_Data for the task_:
"""
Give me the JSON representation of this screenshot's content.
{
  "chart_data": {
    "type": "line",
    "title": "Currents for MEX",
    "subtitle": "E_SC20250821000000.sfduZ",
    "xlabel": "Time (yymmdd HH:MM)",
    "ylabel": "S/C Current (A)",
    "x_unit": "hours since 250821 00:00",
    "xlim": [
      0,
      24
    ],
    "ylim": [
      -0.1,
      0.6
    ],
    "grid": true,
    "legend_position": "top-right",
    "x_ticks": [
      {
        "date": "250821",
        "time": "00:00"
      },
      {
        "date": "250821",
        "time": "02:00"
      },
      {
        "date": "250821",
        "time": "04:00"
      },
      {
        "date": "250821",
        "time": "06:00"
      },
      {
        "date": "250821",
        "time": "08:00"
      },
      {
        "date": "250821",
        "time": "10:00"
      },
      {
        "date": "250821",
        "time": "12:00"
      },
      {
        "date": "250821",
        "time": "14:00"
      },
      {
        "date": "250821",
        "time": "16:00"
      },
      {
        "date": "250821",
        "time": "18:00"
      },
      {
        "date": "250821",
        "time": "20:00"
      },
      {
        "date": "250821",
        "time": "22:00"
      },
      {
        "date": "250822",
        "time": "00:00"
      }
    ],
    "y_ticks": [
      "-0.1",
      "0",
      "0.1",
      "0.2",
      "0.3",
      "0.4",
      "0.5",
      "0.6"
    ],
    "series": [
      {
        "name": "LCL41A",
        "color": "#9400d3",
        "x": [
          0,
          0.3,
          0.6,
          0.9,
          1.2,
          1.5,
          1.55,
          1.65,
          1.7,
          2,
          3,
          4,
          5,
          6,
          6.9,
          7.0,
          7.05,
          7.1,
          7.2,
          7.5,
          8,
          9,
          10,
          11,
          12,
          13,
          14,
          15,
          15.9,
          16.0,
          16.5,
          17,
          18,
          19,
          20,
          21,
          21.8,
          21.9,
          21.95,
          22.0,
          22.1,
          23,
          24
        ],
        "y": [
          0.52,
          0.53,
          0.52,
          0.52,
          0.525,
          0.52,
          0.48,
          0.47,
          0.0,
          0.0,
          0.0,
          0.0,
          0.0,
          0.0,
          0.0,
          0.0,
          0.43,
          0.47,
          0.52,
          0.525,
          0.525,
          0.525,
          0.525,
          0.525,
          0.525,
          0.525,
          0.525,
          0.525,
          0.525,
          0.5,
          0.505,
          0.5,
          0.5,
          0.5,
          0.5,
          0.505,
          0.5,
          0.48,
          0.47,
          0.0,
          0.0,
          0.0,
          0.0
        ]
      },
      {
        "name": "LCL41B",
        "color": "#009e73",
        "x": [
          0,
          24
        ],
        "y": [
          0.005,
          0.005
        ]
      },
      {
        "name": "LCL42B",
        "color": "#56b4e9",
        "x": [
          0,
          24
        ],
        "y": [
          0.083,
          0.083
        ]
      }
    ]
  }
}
"""
_The request_:
Set down every record above exactly as given.

_Answer to the problem_:
Give me the JSON representation of this screenshot's content.
{
  "chart_data": {
    "type": "line",
    "title": "Currents for MEX",
    "subtitle": "E_SC20250821000000.sfduZ",
    "xlabel": "Time (yymmdd HH:MM)",
    "ylabel": "S/C Current (A)",
    "x_unit": "hours since 250821 00:00",
    "xlim": [
      0,
      24
    ],
    "ylim": [
      -0.1,
      0.6
    ],
    "grid": true,
    "legend_position": "top-right",
    "x_ticks": [
      {
        "date": "250821",
        "time": "00:00"
      },
      {
        "date": "250821",
        "time": "02:00"
      },
      {
        "date": "250821",
        "time": "04:00"
      },
      {
        "date": "250821",
        "time": "06:00"
      },
      {
        "date": "250821",
        "time": "08:00"
      },
      {
        "date": "250821",
        "time": "10:00"
      },
      {
        "date": "250821",
        "time": "12:00"
      },
      {
        "date": "250821",
        "time": "14:00"
      },
      {
        "date": "250821",
        "time": "16:00"
      },
      {
        "date": "250821",
        "time": "18:00"
      },
      {
        "date": "250821",
        "time": "20:00"
      },
      {
        "date": "250821",
        "time": "22:00"
      },
      {
        "date": "250822",
        "time": "00:00"
      }
    ],
    "y_ticks": [
      "-0.1",
      "0",
      "0.1",
      "0.2",
      "0.3",
      "0.4",
      "0.5",
      "0.6"
    ],
    "series": [
      {
        "name": "LCL41A",
        "color": "#9400d3",
        "x": [
          0,
          0.3,
          0.6,
          0.9,
          1.2,
          1.5,
          1.55,
          1.65,
          1.7,
          2,
          3,
          4,
          5,
          6,
          6.9,
          7.0,
          7.05,
          7.1,
          7.2,
          7.5,
          8,
          9,
          10,
          11,
          12,
          13,
          14,
          15,
          15.9,
          16.0,
          16.5,
          17,
          18,
          19,
          20,
          21,
          21.8,
          21.9,
          21.95,
          22.0,
          22.1,
          23,
          24
        ],
        "y": [
          0.52,
          0.53,
          0.52,
          0.52,
          0.525,
          0.52,
          0.48,
          0.47,
          0.0,
          0.0,
          0.0,
          0.0,
          0.0,
          0.0,
          0.0,
          0.0,
          0.43,
          0.47,
          0.52,
          0.525,
          0.525,
          0.525,
          0.525,
          0.525,
          0.525,
          0.525,
          0.525,
          0.525,
          0.525,
          0.5,
          0.505,
          0.5,
          0.5,
          0.5,
          0.5,
          0.505,
          0.5,
          0.48,
          0.47,
          0.0,
          0.0,
          0.0,
          0.0
        ]
      },
      {
        "name": "LCL41B",
        "color": "#009e73",
        "x": [
          0,
          24
        ],
        "y": [
          0.005,
          0.005
        ]
      },
      {
        "name": "LCL42B",
        "color": "#56b4e9",
        "x": [
          0,
          24
        ],
        "y": [
          0.083,
          0.083
        ]
      }
    ]
  }
}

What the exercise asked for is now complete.